— start of Extracted information —
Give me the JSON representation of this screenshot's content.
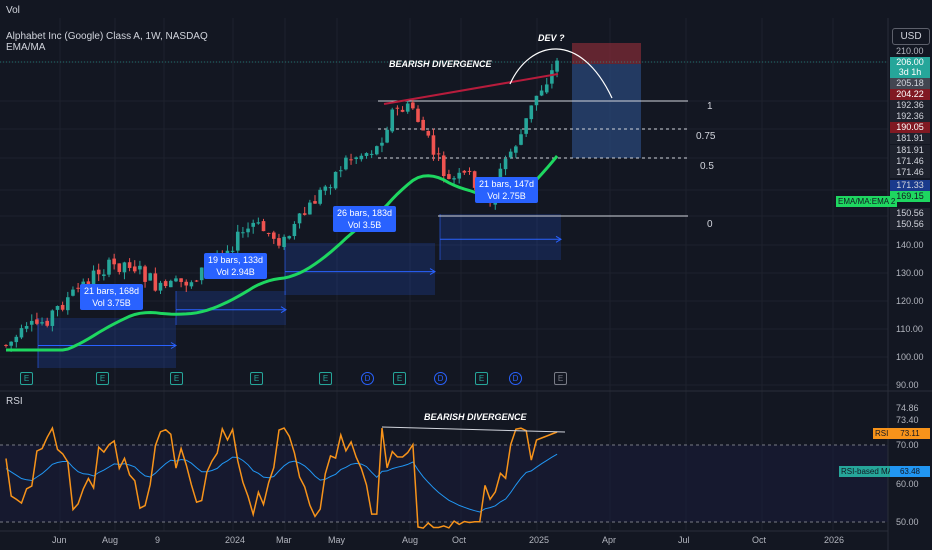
{
  "top_label": "Vol",
  "symbol_line": "Alphabet Inc (Google) Class A, 1W, NASDAQ",
  "indicator_line": "EMA/MA",
  "currency": "USD",
  "rsi_title": "RSI",
  "annotations": {
    "bearish_top": "BEARISH DIVERGENCE",
    "bearish_rsi": "BEARISH DIVERGENCE",
    "dev": "DEV ?"
  },
  "fib_levels": [
    {
      "label": "1",
      "price": 192.36
    },
    {
      "label": "0.75",
      "price": 181.91
    },
    {
      "label": "0.5",
      "price": 171.46
    },
    {
      "label": "0",
      "price": 150.56
    }
  ],
  "range_boxes": [
    {
      "line1": "21 bars, 168d",
      "line2": "Vol 3.75B"
    },
    {
      "line1": "19 bars, 133d",
      "line2": "Vol 2.94B"
    },
    {
      "line1": "26 bars, 183d",
      "line2": "Vol 3.5B"
    },
    {
      "line1": "21 bars, 147d",
      "line2": "Vol 2.75B"
    }
  ],
  "price_axis_ticks": [
    "210.00",
    "140.00",
    "130.00",
    "120.00",
    "110.00",
    "100.00",
    "90.00"
  ],
  "price_tags": [
    {
      "text": "206.00",
      "bg": "#26a69a",
      "fg": "#ffffff"
    },
    {
      "text": "3d 1h",
      "bg": "#26a69a",
      "fg": "#ffffff"
    },
    {
      "text": "205.18",
      "bg": "#434651",
      "fg": "#d1d4dc"
    },
    {
      "text": "204.22",
      "bg": "#801922",
      "fg": "#ffffff"
    },
    {
      "text": "192.36",
      "bg": "#1e222d",
      "fg": "#d1d4dc"
    },
    {
      "text": "192.36",
      "bg": "#1e222d",
      "fg": "#d1d4dc"
    },
    {
      "text": "190.05",
      "bg": "#801922",
      "fg": "#ffffff"
    },
    {
      "text": "181.91",
      "bg": "#1e222d",
      "fg": "#d1d4dc"
    },
    {
      "text": "181.91",
      "bg": "#1e222d",
      "fg": "#d1d4dc"
    },
    {
      "text": "171.46",
      "bg": "#1e222d",
      "fg": "#d1d4dc"
    },
    {
      "text": "171.46",
      "bg": "#1e222d",
      "fg": "#d1d4dc"
    },
    {
      "text": "171.33",
      "bg": "#1a3a8c",
      "fg": "#d1d4dc"
    },
    {
      "text": "169.15",
      "bg": "#1ed760",
      "fg": "#131722"
    },
    {
      "text": "150.56",
      "bg": "#1e222d",
      "fg": "#d1d4dc"
    },
    {
      "text": "150.56",
      "bg": "#1e222d",
      "fg": "#d1d4dc"
    }
  ],
  "ema_tag": "EMA/MA:EMA 2",
  "rsi_axis_ticks": [
    "74.86",
    "73.40",
    "70.00",
    "60.00",
    "50.00"
  ],
  "rsi_tag": {
    "label": "RSI",
    "value": "73.11"
  },
  "rsi_ma_tag": {
    "label": "RSI-based MA",
    "value": "63.48"
  },
  "x_axis_labels": [
    "Jun",
    "Aug",
    "9",
    "2024",
    "Mar",
    "May",
    "Aug",
    "Oct",
    "2025",
    "Apr",
    "Jul",
    "Oct",
    "2026"
  ],
  "earnings_markers": [
    "E",
    "E",
    "E",
    "E",
    "E",
    "D",
    "E",
    "D",
    "E",
    "D",
    "E"
  ],
  "colors": {
    "background": "#131722",
    "up": "#26a69a",
    "down": "#ef5350",
    "ema": "#1ed760",
    "rsi": "#f7931a",
    "rsi_ma": "#2196f3"
  }
}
— end of Extracted information —
Write out the material above again, word for word, minus its pictures.

**Output:**
Give me the JSON representation of this screenshot's content.
{
  "top_label": "Vol",
  "symbol_line": "Alphabet Inc (Google) Class A, 1W, NASDAQ",
  "indicator_line": "EMA/MA",
  "currency": "USD",
  "rsi_title": "RSI",
  "annotations": {
    "bearish_top": "BEARISH DIVERGENCE",
    "bearish_rsi": "BEARISH DIVERGENCE",
    "dev": "DEV ?"
  },
  "fib_levels": [
    {
      "label": "1",
      "price": 192.36
    },
    {
      "label": "0.75",
      "price": 181.91
    },
    {
      "label": "0.5",
      "price": 171.46
    },
    {
      "label": "0",
      "price": 150.56
    }
  ],
  "range_boxes": [
    {
      "line1": "21 bars, 168d",
      "line2": "Vol 3.75B"
    },
    {
      "line1": "19 bars, 133d",
      "line2": "Vol 2.94B"
    },
    {
      "line1": "26 bars, 183d",
      "line2": "Vol 3.5B"
    },
    {
      "line1": "21 bars, 147d",
      "line2": "Vol 2.75B"
    }
  ],
  "price_axis_ticks": [
    "210.00",
    "140.00",
    "130.00",
    "120.00",
    "110.00",
    "100.00",
    "90.00"
  ],
  "price_tags": [
    {
      "text": "206.00",
      "bg": "#26a69a",
      "fg": "#ffffff"
    },
    {
      "text": "3d 1h",
      "bg": "#26a69a",
      "fg": "#ffffff"
    },
    {
      "text": "205.18",
      "bg": "#434651",
      "fg": "#d1d4dc"
    },
    {
      "text": "204.22",
      "bg": "#801922",
      "fg": "#ffffff"
    },
    {
      "text": "192.36",
      "bg": "#1e222d",
      "fg": "#d1d4dc"
    },
    {
      "text": "192.36",
      "bg": "#1e222d",
      "fg": "#d1d4dc"
    },
    {
      "text": "190.05",
      "bg": "#801922",
      "fg": "#ffffff"
    },
    {
      "text": "181.91",
      "bg": "#1e222d",
      "fg": "#d1d4dc"
    },
    {
      "text": "181.91",
      "bg": "#1e222d",
      "fg": "#d1d4dc"
    },
    {
      "text": "171.46",
      "bg": "#1e222d",
      "fg": "#d1d4dc"
    },
    {
      "text": "171.46",
      "bg": "#1e222d",
      "fg": "#d1d4dc"
    },
    {
      "text": "171.33",
      "bg": "#1a3a8c",
      "fg": "#d1d4dc"
    },
    {
      "text": "169.15",
      "bg": "#1ed760",
      "fg": "#131722"
    },
    {
      "text": "150.56",
      "bg": "#1e222d",
      "fg": "#d1d4dc"
    },
    {
      "text": "150.56",
      "bg": "#1e222d",
      "fg": "#d1d4dc"
    }
  ],
  "ema_tag": "EMA/MA:EMA 2",
  "rsi_axis_ticks": [
    "74.86",
    "73.40",
    "70.00",
    "60.00",
    "50.00"
  ],
  "rsi_tag": {
    "label": "RSI",
    "value": "73.11"
  },
  "rsi_ma_tag": {
    "label": "RSI-based MA",
    "value": "63.48"
  },
  "x_axis_labels": [
    "Jun",
    "Aug",
    "9",
    "2024",
    "Mar",
    "May",
    "Aug",
    "Oct",
    "2025",
    "Apr",
    "Jul",
    "Oct",
    "2026"
  ],
  "earnings_markers": [
    "E",
    "E",
    "E",
    "E",
    "E",
    "D",
    "E",
    "D",
    "E",
    "D",
    "E"
  ],
  "colors": {
    "background": "#131722",
    "up": "#26a69a",
    "down": "#ef5350",
    "ema": "#1ed760",
    "rsi": "#f7931a",
    "rsi_ma": "#2196f3"
  }
}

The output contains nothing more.